▶ **Directions**:
- A) Retype the passage of the article on China's depositary receipt trial between "Lei Jun, co-founder" and "debut in 2014.", inclusive.
- B) According to the article on China's depositary receipt trial, what market value must an overseas-listed company exceed to fall under the trial?

▶ **Page text**:
(Bloomberg) -- China’s trial program for encouraging technology giants like Alibaba Group Holding Ltd. to list their shares at home is drawing positive early reviews, a sign their stocks may soon be available in the world’s most populous country.
Lei Jun, co-founder and chief executive officer of smartphone maker Xiaomi Corp., voiced support for the effort to allow companies to issue Chinese depositary receipts in addition to shares traded abroad. His company is said to be preparing an IPO that could be the biggest since Alibaba’s $25 billion debut in 2014.
"It is an excellent idea, a great policy innovation," said Lei in an interview, while declining to comment on specific IPO plans or whether the company would list its own CDRs.
China is now home to some of the world’s fastest-growing and most valuable technology companies, but Tencent Holdings Ltd., Alibaba and Baidu Inc. have all gone abroad for their IPOs. The CDR effort is aimed at bringing such shares into the home market, where local consumers who know their products may boost valuations. China’s State Council unveiled the pilot program Friday, less than a month after the idea was first made public -- underscoring the government’s enthusiasm.
The CDR trial would apply to companies that went public overseas and have a market value of more than 200 billion yuan ($32 billion). It also includes an easier path to listing for private companies that are valued at more than 20 billion yuan and have revenue of 3 billion yuan, as well as fast-growing unlisted companies that work in the field of advanced technology and have a leading advantage in their sector.

[Region and label listings]
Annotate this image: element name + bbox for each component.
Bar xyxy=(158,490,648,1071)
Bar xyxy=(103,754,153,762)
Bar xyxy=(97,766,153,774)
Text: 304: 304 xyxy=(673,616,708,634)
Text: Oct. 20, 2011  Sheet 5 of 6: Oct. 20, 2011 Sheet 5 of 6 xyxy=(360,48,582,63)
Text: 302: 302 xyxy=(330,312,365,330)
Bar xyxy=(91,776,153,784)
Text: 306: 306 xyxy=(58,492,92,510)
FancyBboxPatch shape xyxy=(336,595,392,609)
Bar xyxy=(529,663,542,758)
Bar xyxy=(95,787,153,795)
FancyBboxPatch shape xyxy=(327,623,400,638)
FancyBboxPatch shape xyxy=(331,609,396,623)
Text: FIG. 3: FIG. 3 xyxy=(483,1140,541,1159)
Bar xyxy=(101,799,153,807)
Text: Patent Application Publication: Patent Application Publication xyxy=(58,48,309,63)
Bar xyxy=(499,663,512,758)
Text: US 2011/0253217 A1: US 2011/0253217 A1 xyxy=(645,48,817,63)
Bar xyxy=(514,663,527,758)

▶ **Answer set**:
- A)
Lei Jun, co-founder and chief executive officer of smartphone maker Xiaomi Corp., voiced support for the effort to allow companies to issue Chinese depositary receipts in addition to shares traded abroad. His company is said to be preparing an IPO that could be the biggest since Alibaba’s $25 billion debut in 2014.

- B) More than 200 billion yuan ($32 billion).